OBJECTIVE — Print every line of the listing exactly, please.

[Dataset records]
>> Begin

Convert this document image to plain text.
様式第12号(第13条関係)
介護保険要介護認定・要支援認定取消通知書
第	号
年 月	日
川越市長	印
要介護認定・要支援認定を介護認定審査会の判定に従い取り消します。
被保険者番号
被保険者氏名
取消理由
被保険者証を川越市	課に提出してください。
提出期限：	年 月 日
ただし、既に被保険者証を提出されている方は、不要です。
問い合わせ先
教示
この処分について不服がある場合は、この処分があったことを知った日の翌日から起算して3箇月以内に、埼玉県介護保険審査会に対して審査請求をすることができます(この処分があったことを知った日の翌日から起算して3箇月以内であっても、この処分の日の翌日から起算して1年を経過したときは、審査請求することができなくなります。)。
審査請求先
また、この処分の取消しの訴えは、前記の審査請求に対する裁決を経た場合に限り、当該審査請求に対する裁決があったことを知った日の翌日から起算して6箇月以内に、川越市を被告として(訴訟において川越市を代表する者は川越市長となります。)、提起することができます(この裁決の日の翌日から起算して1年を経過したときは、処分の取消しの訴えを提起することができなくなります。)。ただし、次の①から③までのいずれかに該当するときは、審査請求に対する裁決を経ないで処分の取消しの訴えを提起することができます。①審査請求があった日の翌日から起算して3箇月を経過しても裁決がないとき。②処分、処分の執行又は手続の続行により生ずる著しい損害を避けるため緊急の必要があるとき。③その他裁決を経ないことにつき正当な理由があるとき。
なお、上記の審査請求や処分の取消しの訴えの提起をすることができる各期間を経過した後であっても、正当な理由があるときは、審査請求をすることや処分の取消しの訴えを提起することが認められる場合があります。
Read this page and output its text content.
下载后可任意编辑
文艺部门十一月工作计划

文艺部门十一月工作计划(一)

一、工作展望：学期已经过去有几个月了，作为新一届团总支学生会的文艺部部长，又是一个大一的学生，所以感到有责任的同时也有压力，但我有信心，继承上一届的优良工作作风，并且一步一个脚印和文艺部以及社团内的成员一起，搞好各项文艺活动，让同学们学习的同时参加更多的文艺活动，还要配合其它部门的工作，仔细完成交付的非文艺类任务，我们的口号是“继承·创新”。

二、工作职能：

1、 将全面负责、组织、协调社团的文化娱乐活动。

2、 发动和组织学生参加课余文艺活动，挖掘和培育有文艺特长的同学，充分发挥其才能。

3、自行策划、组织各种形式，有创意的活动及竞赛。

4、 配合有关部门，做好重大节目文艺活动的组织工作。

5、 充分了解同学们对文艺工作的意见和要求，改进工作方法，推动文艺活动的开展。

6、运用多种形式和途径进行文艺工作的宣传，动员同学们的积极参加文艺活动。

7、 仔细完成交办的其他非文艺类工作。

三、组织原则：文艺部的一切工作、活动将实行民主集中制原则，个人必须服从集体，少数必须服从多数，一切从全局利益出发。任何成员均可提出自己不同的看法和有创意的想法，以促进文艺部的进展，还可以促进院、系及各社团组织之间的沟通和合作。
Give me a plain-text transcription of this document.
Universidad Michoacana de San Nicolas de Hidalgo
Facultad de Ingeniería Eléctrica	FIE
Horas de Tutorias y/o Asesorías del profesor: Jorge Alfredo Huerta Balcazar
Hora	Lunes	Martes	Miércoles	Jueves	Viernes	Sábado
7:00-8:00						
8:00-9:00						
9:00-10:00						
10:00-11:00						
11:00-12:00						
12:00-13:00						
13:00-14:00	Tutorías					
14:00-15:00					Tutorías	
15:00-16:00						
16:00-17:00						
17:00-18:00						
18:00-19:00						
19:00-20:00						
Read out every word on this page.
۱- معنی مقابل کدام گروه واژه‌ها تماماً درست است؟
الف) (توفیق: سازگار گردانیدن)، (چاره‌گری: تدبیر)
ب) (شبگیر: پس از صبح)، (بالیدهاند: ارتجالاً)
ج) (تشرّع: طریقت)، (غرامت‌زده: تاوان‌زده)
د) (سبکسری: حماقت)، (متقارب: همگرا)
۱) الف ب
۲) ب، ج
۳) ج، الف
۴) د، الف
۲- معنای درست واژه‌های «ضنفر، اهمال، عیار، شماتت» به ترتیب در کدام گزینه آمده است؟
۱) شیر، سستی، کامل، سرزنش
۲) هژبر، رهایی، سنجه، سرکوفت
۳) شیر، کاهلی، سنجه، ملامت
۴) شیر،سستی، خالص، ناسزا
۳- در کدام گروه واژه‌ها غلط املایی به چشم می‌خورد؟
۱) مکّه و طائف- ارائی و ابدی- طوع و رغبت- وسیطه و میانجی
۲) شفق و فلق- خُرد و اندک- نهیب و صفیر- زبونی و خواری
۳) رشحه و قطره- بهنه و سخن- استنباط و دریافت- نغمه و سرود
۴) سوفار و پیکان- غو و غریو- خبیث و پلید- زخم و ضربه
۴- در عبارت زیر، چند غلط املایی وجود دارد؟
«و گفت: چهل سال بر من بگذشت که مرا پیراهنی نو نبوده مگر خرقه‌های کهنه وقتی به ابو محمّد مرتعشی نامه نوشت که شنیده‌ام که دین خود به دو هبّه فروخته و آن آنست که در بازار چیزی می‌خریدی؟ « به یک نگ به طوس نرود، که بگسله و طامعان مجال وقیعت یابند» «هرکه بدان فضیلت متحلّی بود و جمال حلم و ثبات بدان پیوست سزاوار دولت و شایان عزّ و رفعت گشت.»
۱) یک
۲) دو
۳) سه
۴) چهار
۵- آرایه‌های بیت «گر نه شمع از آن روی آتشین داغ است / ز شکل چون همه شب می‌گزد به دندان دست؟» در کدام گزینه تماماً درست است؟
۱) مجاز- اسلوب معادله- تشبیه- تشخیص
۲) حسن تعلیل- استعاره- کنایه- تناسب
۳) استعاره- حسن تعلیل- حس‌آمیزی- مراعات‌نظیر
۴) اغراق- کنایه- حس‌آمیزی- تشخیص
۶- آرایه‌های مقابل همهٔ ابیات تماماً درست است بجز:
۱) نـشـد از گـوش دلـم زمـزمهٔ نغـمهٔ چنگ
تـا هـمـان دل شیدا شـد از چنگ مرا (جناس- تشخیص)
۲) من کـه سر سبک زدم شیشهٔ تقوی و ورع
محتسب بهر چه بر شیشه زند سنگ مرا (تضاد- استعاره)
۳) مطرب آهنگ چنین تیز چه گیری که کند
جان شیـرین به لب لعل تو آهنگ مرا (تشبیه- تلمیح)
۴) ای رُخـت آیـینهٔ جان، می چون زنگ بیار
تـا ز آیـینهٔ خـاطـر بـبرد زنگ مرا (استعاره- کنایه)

>> End

OUTPUT BELOW —
Convert this document image to plain text.
様式第12号(第13条関係)
介護保険要介護認定・要支援認定取消通知書
第	号
年 月	日
川越市長	印
要介護認定・要支援認定を介護認定審査会の判定に従い取り消します。
被保険者番号
被保険者氏名
取消理由
被保険者証を川越市	課に提出してください。
提出期限：	年 月 日
ただし、既に被保険者証を提出されている方は、不要です。
問い合わせ先
教示
この処分について不服がある場合は、この処分があったことを知った日の翌日から起算して3箇月以内に、埼玉県介護保険審査会に対して審査請求をすることができます(この処分があったことを知った日の翌日から起算して3箇月以内であっても、この処分の日の翌日から起算して1年を経過したときは、審査請求することができなくなります。)。
審査請求先
また、この処分の取消しの訴えは、前記の審査請求に対する裁決を経た場合に限り、当該審査請求に対する裁決があったことを知った日の翌日から起算して6箇月以内に、川越市を被告として(訴訟において川越市を代表する者は川越市長となります。)、提起することができます(この裁決の日の翌日から起算して1年を経過したときは、処分の取消しの訴えを提起することができなくなります。)。ただし、次の①から③までのいずれかに該当するときは、審査請求に対する裁決を経ないで処分の取消しの訴えを提起することができます。①審査請求があった日の翌日から起算して3箇月を経過しても裁決がないとき。②処分、処分の執行又は手続の続行により生ずる著しい損害を避けるため緊急の必要があるとき。③その他裁決を経ないことにつき正当な理由があるとき。
なお、上記の審査請求や処分の取消しの訴えの提起をすることができる各期間を経過した後であっても、正当な理由があるときは、審査請求をすることや処分の取消しの訴えを提起することが認められる場合があります。
Read this page and output its text content.
下载后可任意编辑
文艺部门十一月工作计划

文艺部门十一月工作计划(一)

一、工作展望：学期已经过去有几个月了，作为新一届团总支学生会的文艺部部长，又是一个大一的学生，所以感到有责任的同时也有压力，但我有信心，继承上一届的优良工作作风，并且一步一个脚印和文艺部以及社团内的成员一起，搞好各项文艺活动，让同学们学习的同时参加更多的文艺活动，还要配合其它部门的工作，仔细完成交付的非文艺类任务，我们的口号是“继承·创新”。

二、工作职能：

1、 将全面负责、组织、协调社团的文化娱乐活动。

2、 发动和组织学生参加课余文艺活动，挖掘和培育有文艺特长的同学，充分发挥其才能。

3、自行策划、组织各种形式，有创意的活动及竞赛。

4、 配合有关部门，做好重大节目文艺活动的组织工作。

5、 充分了解同学们对文艺工作的意见和要求，改进工作方法，推动文艺活动的开展。

6、运用多种形式和途径进行文艺工作的宣传，动员同学们的积极参加文艺活动。

7、 仔细完成交办的其他非文艺类工作。

三、组织原则：文艺部的一切工作、活动将实行民主集中制原则，个人必须服从集体，少数必须服从多数，一切从全局利益出发。任何成员均可提出自己不同的看法和有创意的想法，以促进文艺部的进展，还可以促进院、系及各社团组织之间的沟通和合作。
Give me a plain-text transcription of this document.
Universidad Michoacana de San Nicolas de Hidalgo
Facultad de Ingeniería Eléctrica	FIE
Horas de Tutorias y/o Asesorías del profesor: Jorge Alfredo Huerta Balcazar
Hora	Lunes	Martes	Miércoles	Jueves	Viernes	Sábado
7:00-8:00						
8:00-9:00						
9:00-10:00						
10:00-11:00						
11:00-12:00						
12:00-13:00						
13:00-14:00	Tutorías					
14:00-15:00					Tutorías	
15:00-16:00						
16:00-17:00						
17:00-18:00						
18:00-19:00						
19:00-20:00						
Read out every word on this page.
۱- معنی مقابل کدام گروه واژه‌ها تماماً درست است؟
الف) (توفیق: سازگار گردانیدن)، (چاره‌گری: تدبیر)
ب) (شبگیر: پس از صبح)، (بالیدهاند: ارتجالاً)
ج) (تشرّع: طریقت)، (غرامت‌زده: تاوان‌زده)
د) (سبکسری: حماقت)، (متقارب: همگرا)
۱) الف ب
۲) ب، ج
۳) ج، الف
۴) د، الف
۲- معنای درست واژه‌های «ضنفر، اهمال، عیار، شماتت» به ترتیب در کدام گزینه آمده است؟
۱) شیر، سستی، کامل، سرزنش
۲) هژبر، رهایی، سنجه، سرکوفت
۳) شیر، کاهلی، سنجه، ملامت
۴) شیر،سستی، خالص، ناسزا
۳- در کدام گروه واژه‌ها غلط املایی به چشم می‌خورد؟
۱) مکّه و طائف- ارائی و ابدی- طوع و رغبت- وسیطه و میانجی
۲) شفق و فلق- خُرد و اندک- نهیب و صفیر- زبونی و خواری
۳) رشحه و قطره- بهنه و سخن- استنباط و دریافت- نغمه و سرود
۴) سوفار و پیکان- غو و غریو- خبیث و پلید- زخم و ضربه
۴- در عبارت زیر، چند غلط املایی وجود دارد؟
«و گفت: چهل سال بر من بگذشت که مرا پیراهنی نو نبوده مگر خرقه‌های کهنه وقتی به ابو محمّد مرتعشی نامه نوشت که شنیده‌ام که دین خود به دو هبّه فروخته و آن آنست که در بازار چیزی می‌خریدی؟ « به یک نگ به طوس نرود، که بگسله و طامعان مجال وقیعت یابند» «هرکه بدان فضیلت متحلّی بود و جمال حلم و ثبات بدان پیوست سزاوار دولت و شایان عزّ و رفعت گشت.»
۱) یک
۲) دو
۳) سه
۴) چهار
۵- آرایه‌های بیت «گر نه شمع از آن روی آتشین داغ است / ز شکل چون همه شب می‌گزد به دندان دست؟» در کدام گزینه تماماً درست است؟
۱) مجاز- اسلوب معادله- تشبیه- تشخیص
۲) حسن تعلیل- استعاره- کنایه- تناسب
۳) استعاره- حسن تعلیل- حس‌آمیزی- مراعات‌نظیر
۴) اغراق- کنایه- حس‌آمیزی- تشخیص
۶- آرایه‌های مقابل همهٔ ابیات تماماً درست است بجز:
۱) نـشـد از گـوش دلـم زمـزمهٔ نغـمهٔ چنگ
تـا هـمـان دل شیدا شـد از چنگ مرا (جناس- تشخیص)
۲) من کـه سر سبک زدم شیشهٔ تقوی و ورع
محتسب بهر چه بر شیشه زند سنگ مرا (تضاد- استعاره)
۳) مطرب آهنگ چنین تیز چه گیری که کند
جان شیـرین به لب لعل تو آهنگ مرا (تشبیه- تلمیح)
۴) ای رُخـت آیـینهٔ جان، می چون زنگ بیار
تـا ز آیـینهٔ خـاطـر بـبرد زنگ مرا (استعاره- کنایه)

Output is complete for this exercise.